Exercise instructions
Quote all entries exactly, leaving pictures aside.
** Start Records for the task **
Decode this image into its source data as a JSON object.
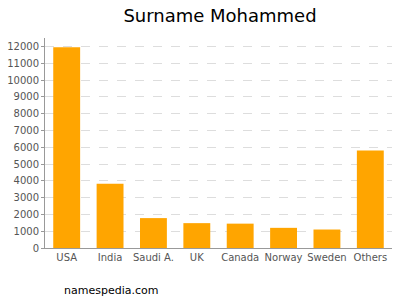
{
  "chart_data": {
    "type": "bar",
    "title": "Surname Mohammed",
    "categories": [
      "USA",
      "India",
      "Saudi A.",
      "UK",
      "Canada",
      "Norway",
      "Sweden",
      "Others"
    ],
    "values": [
      11950,
      3820,
      1780,
      1480,
      1450,
      1200,
      1100,
      5800
    ],
    "color": "#ffa500",
    "ylim": [
      0,
      12500
    ],
    "yticks": [
      0,
      1000,
      2000,
      3000,
      4000,
      5000,
      6000,
      7000,
      8000,
      9000,
      10000,
      11000,
      12000
    ],
    "grid": true,
    "annotations": [
      {
        "text": "namespedia.com"
      }
    ]
  }
}
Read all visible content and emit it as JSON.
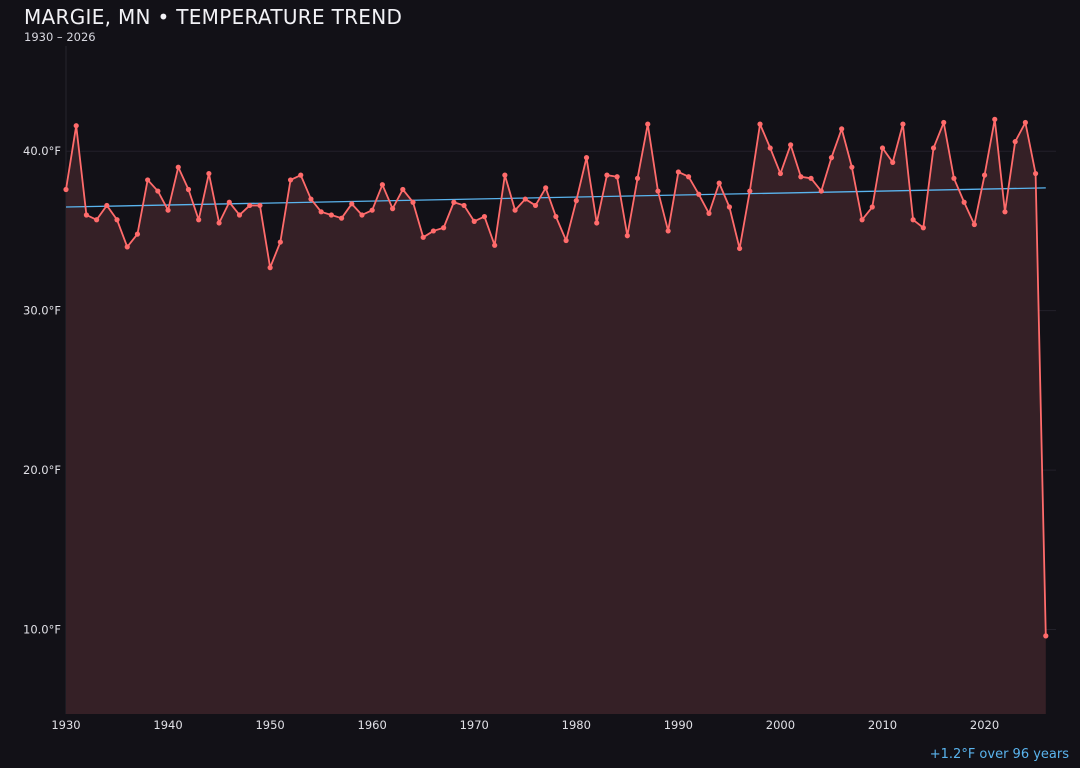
{
  "chart_data": {
    "type": "line",
    "title": "MARGIE, MN • TEMPERATURE TREND",
    "subtitle": "1930 – 2026",
    "xlabel": "",
    "ylabel": "",
    "xlim": [
      1930,
      2027
    ],
    "ylim": [
      4.7,
      46.6
    ],
    "x_ticks": [
      1930,
      1940,
      1950,
      1960,
      1970,
      1980,
      1990,
      2000,
      2010,
      2020
    ],
    "y_ticks": [
      10,
      20,
      30,
      40
    ],
    "y_tick_labels": [
      "10.0°F",
      "20.0°F",
      "30.0°F",
      "40.0°F"
    ],
    "grid": "horizontal",
    "x": [
      1930,
      1931,
      1932,
      1933,
      1934,
      1935,
      1936,
      1937,
      1938,
      1939,
      1940,
      1941,
      1942,
      1943,
      1944,
      1945,
      1946,
      1947,
      1948,
      1949,
      1950,
      1951,
      1952,
      1953,
      1954,
      1955,
      1956,
      1957,
      1958,
      1959,
      1960,
      1961,
      1962,
      1963,
      1964,
      1965,
      1966,
      1967,
      1968,
      1969,
      1970,
      1971,
      1972,
      1973,
      1974,
      1975,
      1976,
      1977,
      1978,
      1979,
      1980,
      1981,
      1982,
      1983,
      1984,
      1985,
      1986,
      1987,
      1988,
      1989,
      1990,
      1991,
      1992,
      1993,
      1994,
      1995,
      1996,
      1997,
      1998,
      1999,
      2000,
      2001,
      2002,
      2003,
      2004,
      2005,
      2006,
      2007,
      2008,
      2009,
      2010,
      2011,
      2012,
      2013,
      2014,
      2015,
      2016,
      2017,
      2018,
      2019,
      2020,
      2021,
      2022,
      2023,
      2024,
      2025,
      2026
    ],
    "series": [
      {
        "color": "#ff6b6b",
        "fill": "#352026",
        "values": [
          37.6,
          41.6,
          36.0,
          35.7,
          36.6,
          35.7,
          34.0,
          34.8,
          38.2,
          37.5,
          36.3,
          39.0,
          37.6,
          35.7,
          38.6,
          35.5,
          36.8,
          36.0,
          36.6,
          36.6,
          32.7,
          34.3,
          38.2,
          38.5,
          37.0,
          36.2,
          36.0,
          35.8,
          36.7,
          36.0,
          36.3,
          37.9,
          36.4,
          37.6,
          36.8,
          34.6,
          35.0,
          35.2,
          36.8,
          36.6,
          35.6,
          35.9,
          34.1,
          38.5,
          36.3,
          37.0,
          36.6,
          37.7,
          35.9,
          34.4,
          36.9,
          39.6,
          35.5,
          38.5,
          38.4,
          34.7,
          38.3,
          41.7,
          37.5,
          35.0,
          38.7,
          38.4,
          37.3,
          36.1,
          38.0,
          36.5,
          33.9,
          37.5,
          41.7,
          40.2,
          38.6,
          40.4,
          38.4,
          38.3,
          37.5,
          39.6,
          41.4,
          39.0,
          35.7,
          36.5,
          40.2,
          39.3,
          41.7,
          35.7,
          35.2,
          40.2,
          41.8,
          38.3,
          36.8,
          35.4,
          38.5,
          42.0,
          36.2,
          40.6,
          41.8,
          38.6,
          9.6
        ]
      }
    ],
    "trend": {
      "color": "#5ab4ee",
      "x": [
        1930,
        2026
      ],
      "y": [
        36.5,
        37.7
      ]
    },
    "annotation": "+1.2°F over 96 years"
  }
}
** End Records for the task **
Answer to this task
Decode this image into its source data as a JSON object.
{
  "chart_data": {
    "type": "bar",
    "title": "Surname Mohammed",
    "categories": [
      "USA",
      "India",
      "Saudi A.",
      "UK",
      "Canada",
      "Norway",
      "Sweden",
      "Others"
    ],
    "values": [
      11950,
      3820,
      1780,
      1480,
      1450,
      1200,
      1100,
      5800
    ],
    "color": "#ffa500",
    "ylim": [
      0,
      12500
    ],
    "yticks": [
      0,
      1000,
      2000,
      3000,
      4000,
      5000,
      6000,
      7000,
      8000,
      9000,
      10000,
      11000,
      12000
    ],
    "grid": true,
    "annotations": [
      {
        "text": "namespedia.com"
      }
    ]
  }
}
Read all visible content and emit it as JSON.
{
  "chart_data": {
    "type": "line",
    "title": "MARGIE, MN • TEMPERATURE TREND",
    "subtitle": "1930 – 2026",
    "xlabel": "",
    "ylabel": "",
    "xlim": [
      1930,
      2027
    ],
    "ylim": [
      4.7,
      46.6
    ],
    "x_ticks": [
      1930,
      1940,
      1950,
      1960,
      1970,
      1980,
      1990,
      2000,
      2010,
      2020
    ],
    "y_ticks": [
      10,
      20,
      30,
      40
    ],
    "y_tick_labels": [
      "10.0°F",
      "20.0°F",
      "30.0°F",
      "40.0°F"
    ],
    "grid": "horizontal",
    "x": [
      1930,
      1931,
      1932,
      1933,
      1934,
      1935,
      1936,
      1937,
      1938,
      1939,
      1940,
      1941,
      1942,
      1943,
      1944,
      1945,
      1946,
      1947,
      1948,
      1949,
      1950,
      1951,
      1952,
      1953,
      1954,
      1955,
      1956,
      1957,
      1958,
      1959,
      1960,
      1961,
      1962,
      1963,
      1964,
      1965,
      1966,
      1967,
      1968,
      1969,
      1970,
      1971,
      1972,
      1973,
      1974,
      1975,
      1976,
      1977,
      1978,
      1979,
      1980,
      1981,
      1982,
      1983,
      1984,
      1985,
      1986,
      1987,
      1988,
      1989,
      1990,
      1991,
      1992,
      1993,
      1994,
      1995,
      1996,
      1997,
      1998,
      1999,
      2000,
      2001,
      2002,
      2003,
      2004,
      2005,
      2006,
      2007,
      2008,
      2009,
      2010,
      2011,
      2012,
      2013,
      2014,
      2015,
      2016,
      2017,
      2018,
      2019,
      2020,
      2021,
      2022,
      2023,
      2024,
      2025,
      2026
    ],
    "series": [
      {
        "color": "#ff6b6b",
        "fill": "#352026",
        "values": [
          37.6,
          41.6,
          36.0,
          35.7,
          36.6,
          35.7,
          34.0,
          34.8,
          38.2,
          37.5,
          36.3,
          39.0,
          37.6,
          35.7,
          38.6,
          35.5,
          36.8,
          36.0,
          36.6,
          36.6,
          32.7,
          34.3,
          38.2,
          38.5,
          37.0,
          36.2,
          36.0,
          35.8,
          36.7,
          36.0,
          36.3,
          37.9,
          36.4,
          37.6,
          36.8,
          34.6,
          35.0,
          35.2,
          36.8,
          36.6,
          35.6,
          35.9,
          34.1,
          38.5,
          36.3,
          37.0,
          36.6,
          37.7,
          35.9,
          34.4,
          36.9,
          39.6,
          35.5,
          38.5,
          38.4,
          34.7,
          38.3,
          41.7,
          37.5,
          35.0,
          38.7,
          38.4,
          37.3,
          36.1,
          38.0,
          36.5,
          33.9,
          37.5,
          41.7,
          40.2,
          38.6,
          40.4,
          38.4,
          38.3,
          37.5,
          39.6,
          41.4,
          39.0,
          35.7,
          36.5,
          40.2,
          39.3,
          41.7,
          35.7,
          35.2,
          40.2,
          41.8,
          38.3,
          36.8,
          35.4,
          38.5,
          42.0,
          36.2,
          40.6,
          41.8,
          38.6,
          9.6
        ]
      }
    ],
    "trend": {
      "color": "#5ab4ee",
      "x": [
        1930,
        2026
      ],
      "y": [
        36.5,
        37.7
      ]
    },
    "annotation": "+1.2°F over 96 years"
  }
}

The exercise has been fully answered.